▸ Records
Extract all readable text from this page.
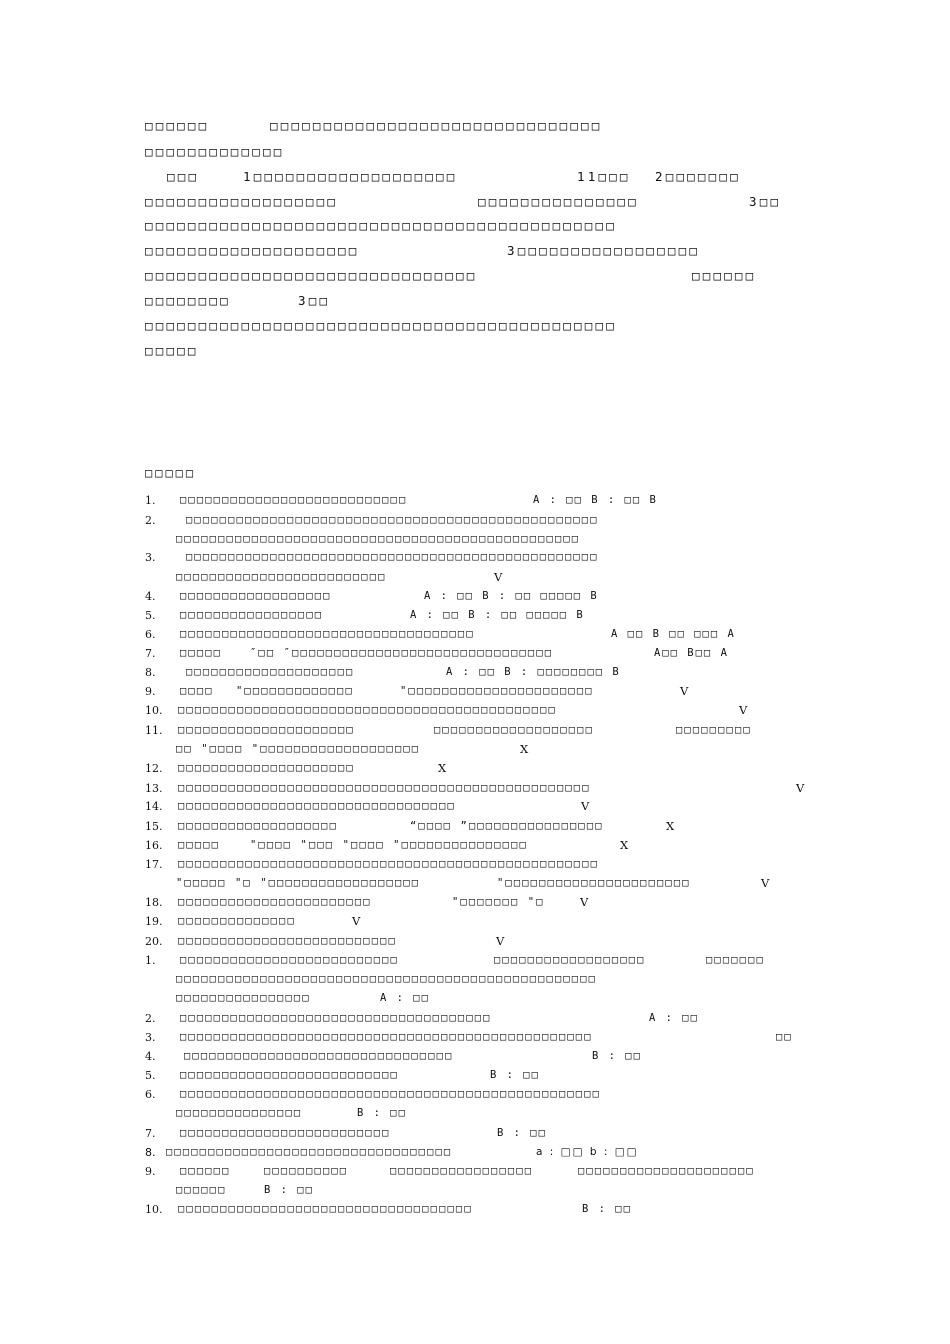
□□□□□□	□□□□□□□□□□□□□□□□□□□□□□□□□□□□□□□
□□□□□□□□□□□□□
□□□	1□□□□□□□□□□□□□□□□□□□	11□□□ 2□□□□□□□
□□□□□□□□□□□□□□□□□□	□□□□□□□□□□□□□□□	3□□
□□□□□□□□□□□□□□□□□□□□□□□□□□□□□□□□□□□□□□□□□□□□
□□□□□□□□□□□□□□□□□□□□	3□□□□□□□□□□□□□□□□□
□□□□□□□□□□□□□□□□□□□□□□□□□□□□□□□	□□□□□□
□□□□□□□□	3□□
□□□□□□□□□□□□□□□□□□□□□□□□□□□□□□□□□□□□□□□□□□□□
□□□□□
□□□□□
1. □□□□□□□□□□□□□□□□□□□□□□□□□□□	A : □□ B : □□ B
2.	□□□□□□□□□□□□□□□□□□□□□□□□□□□□□□□□□□□□□□□□□□□□□□□□□
□□□□□□□□□□□□□□□□□□□□□□□□□□□□□□□□□□□□□□□□□□□□□□□□
3.	□□□□□□□□□□□□□□□□□□□□□□□□□□□□□□□□□□□□□□□□□□□□□□□□□
□□□□□□□□□□□□□□□□□□□□□□□□□	V
4. □□□□□□□□□□□□□□□□□□	A : □□ B : □□ □□□□□ B
5. □□□□□□□□□□□□□□□□□	A : □□ B : □□ □□□□□ B
6. □□□□□□□□□□□□□□□□□□□□□□□□□□□□□□□□□□□	A □□ B □□ □□□ A
7. □□□□□	″□□ ″□□□□□□□□□□□□□□□□□□□□□□□□□□□□□□□	A□□ B□□ A
8.	□□□□□□□□□□□□□□□□□□□□	A : □□ B : □□□□□□□□ B
9. □□□□ "□□□□□□□□□□□□□	"□□□□□□□□□□□□□□□□□□□□□□	V
10. □□□□□□□□□□□□□□□□□□□□□□□□□□□□□□□□□□□□□□□□□□□□□	V
11. □□□□□□□□□□□□□□□□□□□□□	□□□□□□□□□□□□□□□□□□□	□□□□□□□□□
□□ "□□□□ "□□□□□□□□□□□□□□□□□□□	X
12. □□□□□□□□□□□□□□□□□□□□□	X
13. □□□□□□□□□□□□□□□□□□□□□□□□□□□□□□□□□□□□□□□□□□□□□□□□□	V
14. □□□□□□□□□□□□□□□□□□□□□□□□□□□□□□□□□	V
15. □□□□□□□□□□□□□□□□□□□	“□□□□ ”□□□□□□□□□□□□□□□□	X
16. □□□□□	"□□□□ "□□□ "□□□□ "□□□□□□□□□□□□□□□	X
17. □□□□□□□□□□□□□□□□□□□□□□□□□□□□□□□□□□□□□□□□□□□□□□□□□□
"□□□□□ "□ "□□□□□□□□□□□□□□□□□□	"□□□□□□□□□□□□□□□□□□□□□□	V
18. □□□□□□□□□□□□□□□□□□□□□□□	"□□□□□□□ "□	V
19. □□□□□□□□□□□□□□	V
20. □□□□□□□□□□□□□□□□□□□□□□□□□□	V
1. □□□□□□□□□□□□□□□□□□□□□□□□□□	□□□□□□□□□□□□□□□□□□	□□□□□□□
□□□□□□□□□□□□□□□□□□□□□□□□□□□□□□□□□□□□□□□□□□□□□□□□□□
□□□□□□□□□□□□□□□□	A : □□
2. □□□□□□□□□□□□□□□□□□□□□□□□□□□□□□□□□□□□□	A : □□
3. □□□□□□□□□□□□□□□□□□□□□□□□□□□□□□□□□□□□□□□□□□□□□□□□□	□□
4.	□□□□□□□□□□□□□□□□□□□□□□□□□□□□□□□□	B : □□
5. □□□□□□□□□□□□□□□□□□□□□□□□□□	B : □□
6. □□□□□□□□□□□□□□□□□□□□□□□□□□□□□□□□□□□□□□□□□□□□□□□□□□
□□□□□□□□□□□□□□□	B : □□
7. □□□□□□□□□□□□□□□□□□□□□□□□□	B : □□
8. □□□□□□□□□□□□□□□□□□□□□□□□□□□□□□□□□□	a : □□ b : □□
9. □□□□□□	□□□□□□□□□□	□□□□□□□□□□□□□□□□□	□□□□□□□□□□□□□□□□□□□□□
□□□□□□	B : □□
10. □□□□□□□□□□□□□□□□□□□□□□□□□□□□□□□□□□□	B : □□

▸ DIRECTIONS FOR THIS TASK
Write the entries above out again exactly, but not the pictures.

▸ RESPONSE TO THE TASK
Extract all readable text from this page.
□□□□□□	□□□□□□□□□□□□□□□□□□□□□□□□□□□□□□□
□□□□□□□□□□□□□
□□□	1□□□□□□□□□□□□□□□□□□□	11□□□ 2□□□□□□□
□□□□□□□□□□□□□□□□□□	□□□□□□□□□□□□□□□	3□□
□□□□□□□□□□□□□□□□□□□□□□□□□□□□□□□□□□□□□□□□□□□□
□□□□□□□□□□□□□□□□□□□□	3□□□□□□□□□□□□□□□□□
□□□□□□□□□□□□□□□□□□□□□□□□□□□□□□□	□□□□□□
□□□□□□□□	3□□
□□□□□□□□□□□□□□□□□□□□□□□□□□□□□□□□□□□□□□□□□□□□
□□□□□
□□□□□
1. □□□□□□□□□□□□□□□□□□□□□□□□□□□	A : □□ B : □□ B
2.	□□□□□□□□□□□□□□□□□□□□□□□□□□□□□□□□□□□□□□□□□□□□□□□□□
□□□□□□□□□□□□□□□□□□□□□□□□□□□□□□□□□□□□□□□□□□□□□□□□
3.	□□□□□□□□□□□□□□□□□□□□□□□□□□□□□□□□□□□□□□□□□□□□□□□□□
□□□□□□□□□□□□□□□□□□□□□□□□□	V
4. □□□□□□□□□□□□□□□□□□	A : □□ B : □□ □□□□□ B
5. □□□□□□□□□□□□□□□□□	A : □□ B : □□ □□□□□ B
6. □□□□□□□□□□□□□□□□□□□□□□□□□□□□□□□□□□□	A □□ B □□ □□□ A
7. □□□□□	″□□ ″□□□□□□□□□□□□□□□□□□□□□□□□□□□□□□□	A□□ B□□ A
8.	□□□□□□□□□□□□□□□□□□□□	A : □□ B : □□□□□□□□ B
9. □□□□ "□□□□□□□□□□□□□	"□□□□□□□□□□□□□□□□□□□□□□	V
10. □□□□□□□□□□□□□□□□□□□□□□□□□□□□□□□□□□□□□□□□□□□□□	V
11. □□□□□□□□□□□□□□□□□□□□□	□□□□□□□□□□□□□□□□□□□	□□□□□□□□□
□□ "□□□□ "□□□□□□□□□□□□□□□□□□□	X
12. □□□□□□□□□□□□□□□□□□□□□	X
13. □□□□□□□□□□□□□□□□□□□□□□□□□□□□□□□□□□□□□□□□□□□□□□□□□	V
14. □□□□□□□□□□□□□□□□□□□□□□□□□□□□□□□□□	V
15. □□□□□□□□□□□□□□□□□□□	“□□□□ ”□□□□□□□□□□□□□□□□	X
16. □□□□□	"□□□□ "□□□ "□□□□ "□□□□□□□□□□□□□□□	X
17. □□□□□□□□□□□□□□□□□□□□□□□□□□□□□□□□□□□□□□□□□□□□□□□□□□
"□□□□□ "□ "□□□□□□□□□□□□□□□□□□	"□□□□□□□□□□□□□□□□□□□□□□	V
18. □□□□□□□□□□□□□□□□□□□□□□□	"□□□□□□□ "□	V
19. □□□□□□□□□□□□□□	V
20. □□□□□□□□□□□□□□□□□□□□□□□□□□	V
1. □□□□□□□□□□□□□□□□□□□□□□□□□□	□□□□□□□□□□□□□□□□□□	□□□□□□□
□□□□□□□□□□□□□□□□□□□□□□□□□□□□□□□□□□□□□□□□□□□□□□□□□□
□□□□□□□□□□□□□□□□	A : □□
2. □□□□□□□□□□□□□□□□□□□□□□□□□□□□□□□□□□□□□	A : □□
3. □□□□□□□□□□□□□□□□□□□□□□□□□□□□□□□□□□□□□□□□□□□□□□□□□	□□
4.	□□□□□□□□□□□□□□□□□□□□□□□□□□□□□□□□	B : □□
5. □□□□□□□□□□□□□□□□□□□□□□□□□□	B : □□
6. □□□□□□□□□□□□□□□□□□□□□□□□□□□□□□□□□□□□□□□□□□□□□□□□□□
□□□□□□□□□□□□□□□	B : □□
7. □□□□□□□□□□□□□□□□□□□□□□□□□	B : □□
8. □□□□□□□□□□□□□□□□□□□□□□□□□□□□□□□□□□	a : □□ b : □□
9. □□□□□□	□□□□□□□□□□	□□□□□□□□□□□□□□□□□	□□□□□□□□□□□□□□□□□□□□□
□□□□□□	B : □□
10. □□□□□□□□□□□□□□□□□□□□□□□□□□□□□□□□□□□	B : □□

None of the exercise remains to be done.